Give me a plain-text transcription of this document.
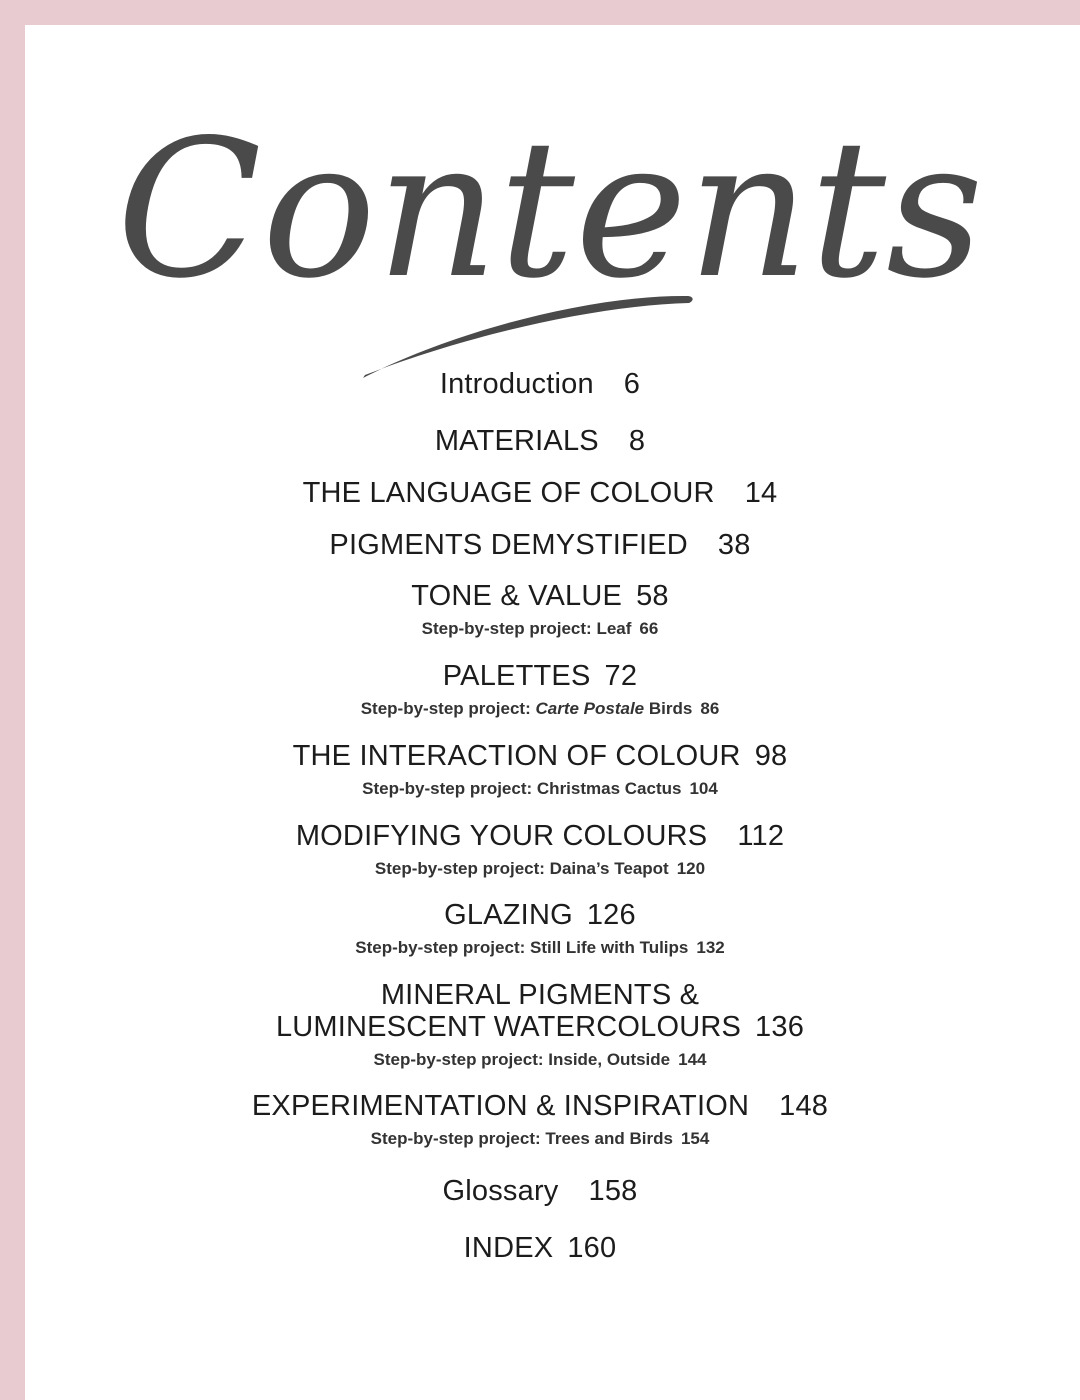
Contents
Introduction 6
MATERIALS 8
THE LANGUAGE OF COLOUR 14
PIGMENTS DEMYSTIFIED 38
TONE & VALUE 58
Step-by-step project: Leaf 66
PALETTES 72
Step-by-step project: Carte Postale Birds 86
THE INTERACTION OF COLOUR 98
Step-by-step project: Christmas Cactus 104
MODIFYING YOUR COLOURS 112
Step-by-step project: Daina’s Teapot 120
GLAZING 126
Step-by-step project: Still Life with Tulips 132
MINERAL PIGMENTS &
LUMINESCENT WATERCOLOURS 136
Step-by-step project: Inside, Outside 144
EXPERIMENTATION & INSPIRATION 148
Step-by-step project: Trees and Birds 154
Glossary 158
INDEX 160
....
WRITTEN INSTRUCTION:
Output every entry verbatim. Pictures do not belong in the copy.

FINAL ANSWER:
Give me a plain-text transcription of this document.
Contents
Introduction 6
MATERIALS 8
THE LANGUAGE OF COLOUR 14
PIGMENTS DEMYSTIFIED 38
TONE & VALUE 58
Step-by-step project: Leaf 66
PALETTES 72
Step-by-step project: Carte Postale Birds 86
THE INTERACTION OF COLOUR 98
Step-by-step project: Christmas Cactus 104
MODIFYING YOUR COLOURS 112
Step-by-step project: Daina’s Teapot 120
GLAZING 126
Step-by-step project: Still Life with Tulips 132
MINERAL PIGMENTS &
LUMINESCENT WATERCOLOURS 136
Step-by-step project: Inside, Outside 144
EXPERIMENTATION & INSPIRATION 148
Step-by-step project: Trees and Birds 154
Glossary 158
INDEX 160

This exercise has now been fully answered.